--- WHAT THE TASK REQUIRES ---
Can you transcribe every line exactly and leave the pictures behind?

** START DATA SUPPLIED **

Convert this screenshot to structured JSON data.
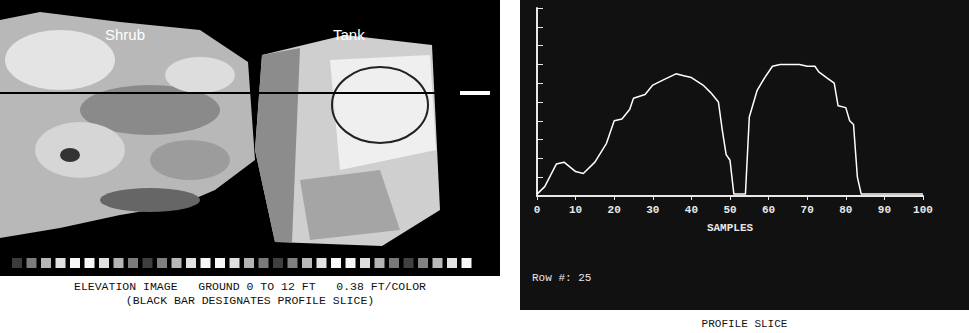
{
  "chart_data": {
    "type": "line",
    "title": "PROFILE SLICE",
    "x_label": "SAMPLES",
    "annotation": "Row #: 25",
    "x": [
      0,
      2,
      5,
      7,
      10,
      12,
      15,
      18,
      20,
      22,
      24,
      25,
      28,
      30,
      33,
      36,
      38,
      40,
      43,
      45,
      47,
      48,
      49,
      50,
      51,
      52,
      53,
      54,
      55,
      57,
      59,
      61,
      63,
      66,
      68,
      70,
      72,
      73,
      75,
      77,
      78,
      80,
      81,
      82,
      83,
      84,
      90,
      100
    ],
    "values": [
      0.1,
      0.5,
      1.7,
      1.8,
      1.3,
      1.2,
      1.8,
      2.8,
      4.0,
      4.1,
      4.6,
      5.2,
      5.4,
      5.9,
      6.2,
      6.5,
      6.4,
      6.3,
      5.9,
      5.5,
      5.0,
      3.5,
      2.2,
      1.9,
      0.1,
      0.1,
      0.1,
      0.1,
      4.2,
      5.6,
      6.3,
      6.9,
      7.0,
      7.0,
      7.0,
      6.9,
      6.9,
      6.6,
      6.3,
      6.0,
      4.8,
      4.7,
      4.0,
      3.8,
      1.0,
      0.1,
      0.1,
      0.1
    ],
    "color": "#ffffff",
    "xlim": [
      0,
      100
    ],
    "xticks": [
      0,
      10,
      20,
      30,
      40,
      50,
      60,
      70,
      80,
      90,
      100
    ],
    "ylim": [
      0,
      10
    ],
    "yticks": [
      0,
      1,
      2,
      3,
      4,
      5,
      6,
      7,
      8,
      9,
      10
    ],
    "tick_labels": "x",
    "grid": false
  },
  "elevation_image": {
    "labels": [
      "Shrub",
      "Tank"
    ],
    "caption": [
      "ELEVATION IMAGE   GROUND 0 TO 12 FT   0.38 FT/COLOR",
      "(BLACK BAR DESIGNATES PROFILE SLICE)"
    ]
  }
}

** END DATA SUPPLIED **

--- WRITTEN ANSWER ---
Convert this screenshot to structured JSON data.
{
  "chart_data": {
    "type": "line",
    "title": "PROFILE SLICE",
    "x_label": "SAMPLES",
    "annotation": "Row #: 25",
    "x": [
      0,
      2,
      5,
      7,
      10,
      12,
      15,
      18,
      20,
      22,
      24,
      25,
      28,
      30,
      33,
      36,
      38,
      40,
      43,
      45,
      47,
      48,
      49,
      50,
      51,
      52,
      53,
      54,
      55,
      57,
      59,
      61,
      63,
      66,
      68,
      70,
      72,
      73,
      75,
      77,
      78,
      80,
      81,
      82,
      83,
      84,
      90,
      100
    ],
    "values": [
      0.1,
      0.5,
      1.7,
      1.8,
      1.3,
      1.2,
      1.8,
      2.8,
      4.0,
      4.1,
      4.6,
      5.2,
      5.4,
      5.9,
      6.2,
      6.5,
      6.4,
      6.3,
      5.9,
      5.5,
      5.0,
      3.5,
      2.2,
      1.9,
      0.1,
      0.1,
      0.1,
      0.1,
      4.2,
      5.6,
      6.3,
      6.9,
      7.0,
      7.0,
      7.0,
      6.9,
      6.9,
      6.6,
      6.3,
      6.0,
      4.8,
      4.7,
      4.0,
      3.8,
      1.0,
      0.1,
      0.1,
      0.1
    ],
    "color": "#ffffff",
    "xlim": [
      0,
      100
    ],
    "xticks": [
      0,
      10,
      20,
      30,
      40,
      50,
      60,
      70,
      80,
      90,
      100
    ],
    "ylim": [
      0,
      10
    ],
    "yticks": [
      0,
      1,
      2,
      3,
      4,
      5,
      6,
      7,
      8,
      9,
      10
    ],
    "tick_labels": "x",
    "grid": false
  },
  "elevation_image": {
    "labels": [
      "Shrub",
      "Tank"
    ],
    "caption": [
      "ELEVATION IMAGE   GROUND 0 TO 12 FT   0.38 FT/COLOR",
      "(BLACK BAR DESIGNATES PROFILE SLICE)"
    ]
  }
}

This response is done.